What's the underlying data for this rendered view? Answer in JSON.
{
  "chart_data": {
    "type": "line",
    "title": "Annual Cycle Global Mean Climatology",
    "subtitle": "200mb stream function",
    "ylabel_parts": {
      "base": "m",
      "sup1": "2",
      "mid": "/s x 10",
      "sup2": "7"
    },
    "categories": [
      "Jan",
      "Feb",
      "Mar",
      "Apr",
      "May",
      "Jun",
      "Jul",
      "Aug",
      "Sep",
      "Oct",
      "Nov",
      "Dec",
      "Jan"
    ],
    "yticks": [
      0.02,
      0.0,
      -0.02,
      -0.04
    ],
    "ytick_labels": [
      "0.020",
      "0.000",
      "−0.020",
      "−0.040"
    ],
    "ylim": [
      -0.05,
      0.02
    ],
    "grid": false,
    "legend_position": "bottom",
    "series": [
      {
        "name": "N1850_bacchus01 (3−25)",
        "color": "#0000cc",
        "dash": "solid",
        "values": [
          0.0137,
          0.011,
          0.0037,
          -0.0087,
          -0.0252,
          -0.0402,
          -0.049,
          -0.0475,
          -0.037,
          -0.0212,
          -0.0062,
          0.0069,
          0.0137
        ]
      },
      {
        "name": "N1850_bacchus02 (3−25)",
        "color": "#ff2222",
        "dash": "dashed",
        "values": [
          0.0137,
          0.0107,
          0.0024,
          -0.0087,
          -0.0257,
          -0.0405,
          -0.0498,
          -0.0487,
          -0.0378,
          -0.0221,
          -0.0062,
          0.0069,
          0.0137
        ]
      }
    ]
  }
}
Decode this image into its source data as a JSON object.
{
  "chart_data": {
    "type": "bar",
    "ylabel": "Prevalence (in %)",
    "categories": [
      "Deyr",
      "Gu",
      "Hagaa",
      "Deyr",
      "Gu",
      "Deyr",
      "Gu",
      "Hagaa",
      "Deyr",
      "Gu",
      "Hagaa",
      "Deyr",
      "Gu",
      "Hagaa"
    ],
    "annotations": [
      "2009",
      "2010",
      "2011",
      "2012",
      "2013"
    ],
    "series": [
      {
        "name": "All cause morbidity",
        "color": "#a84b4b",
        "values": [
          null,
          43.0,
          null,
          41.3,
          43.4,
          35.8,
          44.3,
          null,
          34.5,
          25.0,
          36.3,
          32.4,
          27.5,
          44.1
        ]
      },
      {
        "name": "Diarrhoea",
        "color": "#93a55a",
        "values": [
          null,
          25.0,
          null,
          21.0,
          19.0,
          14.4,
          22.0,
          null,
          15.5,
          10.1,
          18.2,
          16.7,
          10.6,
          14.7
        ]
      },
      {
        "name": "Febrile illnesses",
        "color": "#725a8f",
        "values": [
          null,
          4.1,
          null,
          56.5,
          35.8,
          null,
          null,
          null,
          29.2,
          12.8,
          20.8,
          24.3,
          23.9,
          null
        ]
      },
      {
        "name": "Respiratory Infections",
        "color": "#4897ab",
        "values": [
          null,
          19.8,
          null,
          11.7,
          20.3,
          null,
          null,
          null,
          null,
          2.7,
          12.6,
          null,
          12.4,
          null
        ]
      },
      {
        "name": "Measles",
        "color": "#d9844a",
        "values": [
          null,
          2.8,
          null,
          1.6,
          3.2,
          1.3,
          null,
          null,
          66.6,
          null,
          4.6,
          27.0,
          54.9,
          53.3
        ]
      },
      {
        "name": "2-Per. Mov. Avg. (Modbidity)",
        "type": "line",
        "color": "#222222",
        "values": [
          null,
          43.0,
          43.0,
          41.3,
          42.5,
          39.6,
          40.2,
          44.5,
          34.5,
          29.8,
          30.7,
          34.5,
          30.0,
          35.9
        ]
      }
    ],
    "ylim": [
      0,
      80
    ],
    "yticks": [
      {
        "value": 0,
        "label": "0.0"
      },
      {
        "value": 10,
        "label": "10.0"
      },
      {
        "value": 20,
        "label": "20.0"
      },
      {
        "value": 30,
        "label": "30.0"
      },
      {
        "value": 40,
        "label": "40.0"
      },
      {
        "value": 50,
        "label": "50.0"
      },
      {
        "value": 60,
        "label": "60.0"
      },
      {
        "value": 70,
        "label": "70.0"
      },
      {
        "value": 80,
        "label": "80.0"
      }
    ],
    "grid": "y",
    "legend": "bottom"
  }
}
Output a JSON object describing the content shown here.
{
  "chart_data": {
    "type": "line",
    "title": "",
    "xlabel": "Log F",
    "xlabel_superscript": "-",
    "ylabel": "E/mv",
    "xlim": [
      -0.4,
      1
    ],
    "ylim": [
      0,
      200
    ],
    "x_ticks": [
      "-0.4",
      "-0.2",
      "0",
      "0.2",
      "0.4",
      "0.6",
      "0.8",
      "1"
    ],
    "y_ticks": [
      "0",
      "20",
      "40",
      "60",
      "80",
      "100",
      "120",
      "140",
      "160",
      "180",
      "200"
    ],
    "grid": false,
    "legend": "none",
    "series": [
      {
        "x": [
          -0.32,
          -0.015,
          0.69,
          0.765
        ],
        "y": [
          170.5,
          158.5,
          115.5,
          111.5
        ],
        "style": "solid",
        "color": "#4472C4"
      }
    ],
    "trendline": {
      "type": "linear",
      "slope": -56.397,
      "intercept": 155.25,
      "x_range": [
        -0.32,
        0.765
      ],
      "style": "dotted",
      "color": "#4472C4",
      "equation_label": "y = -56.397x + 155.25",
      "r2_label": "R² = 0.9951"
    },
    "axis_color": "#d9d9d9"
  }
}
+ + + + + + +
Go through the records and pull out each line that includes the word "object".

Decode this image into its source data as a JSON object.
Output a JSON object describing the content shown here.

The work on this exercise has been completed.